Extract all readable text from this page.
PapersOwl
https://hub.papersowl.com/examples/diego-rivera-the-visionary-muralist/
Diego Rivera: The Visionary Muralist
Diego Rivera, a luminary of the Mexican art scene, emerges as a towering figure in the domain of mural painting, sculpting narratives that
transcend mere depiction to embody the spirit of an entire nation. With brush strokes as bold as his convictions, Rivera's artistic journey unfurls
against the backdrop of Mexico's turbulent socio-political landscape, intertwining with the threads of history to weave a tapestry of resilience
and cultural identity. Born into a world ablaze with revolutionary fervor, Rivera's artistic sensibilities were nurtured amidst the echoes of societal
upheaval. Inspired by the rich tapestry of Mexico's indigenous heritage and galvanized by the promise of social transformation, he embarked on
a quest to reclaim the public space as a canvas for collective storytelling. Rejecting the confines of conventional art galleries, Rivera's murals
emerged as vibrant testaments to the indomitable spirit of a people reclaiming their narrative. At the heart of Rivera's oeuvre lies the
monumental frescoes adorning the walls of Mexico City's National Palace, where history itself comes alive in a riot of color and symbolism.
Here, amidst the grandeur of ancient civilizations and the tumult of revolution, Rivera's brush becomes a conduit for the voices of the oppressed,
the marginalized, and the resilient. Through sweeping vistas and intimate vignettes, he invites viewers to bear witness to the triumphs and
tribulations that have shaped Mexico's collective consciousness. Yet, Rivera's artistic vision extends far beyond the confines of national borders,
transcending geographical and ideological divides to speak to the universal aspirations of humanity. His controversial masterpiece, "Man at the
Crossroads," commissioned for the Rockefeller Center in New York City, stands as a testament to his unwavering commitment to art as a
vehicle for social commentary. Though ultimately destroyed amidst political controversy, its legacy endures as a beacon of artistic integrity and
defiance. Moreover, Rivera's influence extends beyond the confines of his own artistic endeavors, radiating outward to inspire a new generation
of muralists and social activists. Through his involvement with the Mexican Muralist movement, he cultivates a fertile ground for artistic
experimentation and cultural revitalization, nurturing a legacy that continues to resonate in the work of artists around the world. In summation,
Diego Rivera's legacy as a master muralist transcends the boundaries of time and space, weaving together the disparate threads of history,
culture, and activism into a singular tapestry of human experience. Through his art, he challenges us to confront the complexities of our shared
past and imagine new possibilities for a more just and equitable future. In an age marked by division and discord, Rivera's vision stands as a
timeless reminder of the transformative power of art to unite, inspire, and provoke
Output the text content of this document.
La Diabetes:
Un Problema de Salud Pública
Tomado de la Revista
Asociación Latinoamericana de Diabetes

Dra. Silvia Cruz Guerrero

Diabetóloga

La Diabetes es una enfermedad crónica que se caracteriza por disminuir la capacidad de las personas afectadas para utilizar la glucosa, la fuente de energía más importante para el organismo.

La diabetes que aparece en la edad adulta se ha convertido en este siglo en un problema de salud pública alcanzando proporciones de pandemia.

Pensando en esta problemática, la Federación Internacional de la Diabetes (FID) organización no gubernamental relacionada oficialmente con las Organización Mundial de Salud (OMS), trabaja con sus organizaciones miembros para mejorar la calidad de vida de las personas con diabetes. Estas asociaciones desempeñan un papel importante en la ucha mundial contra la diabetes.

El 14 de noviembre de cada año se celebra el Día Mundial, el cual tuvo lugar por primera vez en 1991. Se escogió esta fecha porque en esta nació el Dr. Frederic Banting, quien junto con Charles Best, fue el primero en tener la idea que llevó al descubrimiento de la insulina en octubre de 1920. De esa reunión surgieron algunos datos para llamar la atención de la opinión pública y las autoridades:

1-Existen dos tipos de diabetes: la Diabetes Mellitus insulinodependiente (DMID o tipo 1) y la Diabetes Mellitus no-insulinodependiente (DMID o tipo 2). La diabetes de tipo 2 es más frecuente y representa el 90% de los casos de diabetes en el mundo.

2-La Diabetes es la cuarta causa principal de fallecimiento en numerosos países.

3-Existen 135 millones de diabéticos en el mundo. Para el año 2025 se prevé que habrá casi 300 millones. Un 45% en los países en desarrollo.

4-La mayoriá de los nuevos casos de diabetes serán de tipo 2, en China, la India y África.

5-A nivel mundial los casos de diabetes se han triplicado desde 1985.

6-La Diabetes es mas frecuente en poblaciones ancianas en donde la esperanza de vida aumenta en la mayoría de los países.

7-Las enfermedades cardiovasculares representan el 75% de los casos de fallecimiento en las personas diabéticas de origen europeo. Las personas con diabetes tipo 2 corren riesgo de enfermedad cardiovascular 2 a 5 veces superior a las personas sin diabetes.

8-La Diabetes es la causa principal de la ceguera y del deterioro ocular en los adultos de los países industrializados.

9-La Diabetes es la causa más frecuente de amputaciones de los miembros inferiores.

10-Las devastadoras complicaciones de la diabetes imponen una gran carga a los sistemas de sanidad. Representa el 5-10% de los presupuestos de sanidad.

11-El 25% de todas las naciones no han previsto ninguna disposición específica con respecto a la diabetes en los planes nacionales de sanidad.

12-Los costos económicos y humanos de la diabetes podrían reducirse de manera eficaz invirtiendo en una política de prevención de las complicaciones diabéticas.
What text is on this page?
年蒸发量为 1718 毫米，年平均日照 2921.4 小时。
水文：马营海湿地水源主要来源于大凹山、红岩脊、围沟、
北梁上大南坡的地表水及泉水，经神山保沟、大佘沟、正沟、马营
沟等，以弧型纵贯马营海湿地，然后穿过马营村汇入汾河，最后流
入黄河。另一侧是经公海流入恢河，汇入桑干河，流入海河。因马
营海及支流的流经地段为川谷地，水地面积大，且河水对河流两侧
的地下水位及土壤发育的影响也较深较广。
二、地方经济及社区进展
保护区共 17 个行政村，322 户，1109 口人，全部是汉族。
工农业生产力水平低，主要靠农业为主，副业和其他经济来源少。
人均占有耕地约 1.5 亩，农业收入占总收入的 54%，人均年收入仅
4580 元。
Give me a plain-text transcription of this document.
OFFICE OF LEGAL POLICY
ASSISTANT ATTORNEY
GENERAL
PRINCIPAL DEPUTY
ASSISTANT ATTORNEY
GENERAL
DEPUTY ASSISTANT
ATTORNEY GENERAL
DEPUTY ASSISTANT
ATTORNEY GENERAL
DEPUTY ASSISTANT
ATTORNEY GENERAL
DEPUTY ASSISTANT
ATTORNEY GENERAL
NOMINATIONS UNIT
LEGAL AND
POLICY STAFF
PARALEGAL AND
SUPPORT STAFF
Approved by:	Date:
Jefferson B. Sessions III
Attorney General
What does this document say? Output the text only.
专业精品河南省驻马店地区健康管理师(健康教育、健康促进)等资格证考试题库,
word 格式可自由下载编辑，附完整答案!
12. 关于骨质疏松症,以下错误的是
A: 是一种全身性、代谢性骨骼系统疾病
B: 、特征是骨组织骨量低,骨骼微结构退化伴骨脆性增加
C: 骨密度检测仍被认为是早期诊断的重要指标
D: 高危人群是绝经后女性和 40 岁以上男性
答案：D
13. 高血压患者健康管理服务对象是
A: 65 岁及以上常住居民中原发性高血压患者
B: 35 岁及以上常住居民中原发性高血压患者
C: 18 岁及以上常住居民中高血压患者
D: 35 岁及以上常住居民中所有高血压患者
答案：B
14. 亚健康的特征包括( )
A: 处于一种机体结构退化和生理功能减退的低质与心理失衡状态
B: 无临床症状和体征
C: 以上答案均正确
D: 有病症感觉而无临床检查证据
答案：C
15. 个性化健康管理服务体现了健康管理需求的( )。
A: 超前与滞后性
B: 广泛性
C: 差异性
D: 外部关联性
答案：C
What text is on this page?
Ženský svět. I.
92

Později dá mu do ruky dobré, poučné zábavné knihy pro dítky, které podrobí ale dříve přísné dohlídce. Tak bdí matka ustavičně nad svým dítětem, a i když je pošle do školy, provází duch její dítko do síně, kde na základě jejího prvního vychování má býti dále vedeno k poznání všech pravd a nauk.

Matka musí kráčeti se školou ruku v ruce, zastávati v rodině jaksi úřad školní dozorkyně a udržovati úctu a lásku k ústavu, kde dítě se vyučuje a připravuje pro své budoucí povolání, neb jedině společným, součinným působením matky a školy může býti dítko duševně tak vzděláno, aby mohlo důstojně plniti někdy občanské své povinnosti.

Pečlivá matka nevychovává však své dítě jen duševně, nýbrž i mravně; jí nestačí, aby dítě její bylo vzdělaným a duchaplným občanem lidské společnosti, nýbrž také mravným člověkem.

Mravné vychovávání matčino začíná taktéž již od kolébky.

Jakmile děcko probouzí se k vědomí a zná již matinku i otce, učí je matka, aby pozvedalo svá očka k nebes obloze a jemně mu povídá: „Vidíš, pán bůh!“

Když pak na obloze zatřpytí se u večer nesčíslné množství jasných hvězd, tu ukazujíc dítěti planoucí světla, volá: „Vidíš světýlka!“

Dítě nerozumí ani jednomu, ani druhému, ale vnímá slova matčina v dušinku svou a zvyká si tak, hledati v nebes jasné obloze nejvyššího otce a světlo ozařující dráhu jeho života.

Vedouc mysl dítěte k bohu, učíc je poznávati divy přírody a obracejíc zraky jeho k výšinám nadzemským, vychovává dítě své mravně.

⁂

Task: Check each line of the entries for the string "岁及以上常住居民中原发性高血压患者". Copy the lines that have it.

Answer:
A: 65 岁及以上常住居民中原发性高血压患者
B: 35 岁及以上常住居民中原发性高血压患者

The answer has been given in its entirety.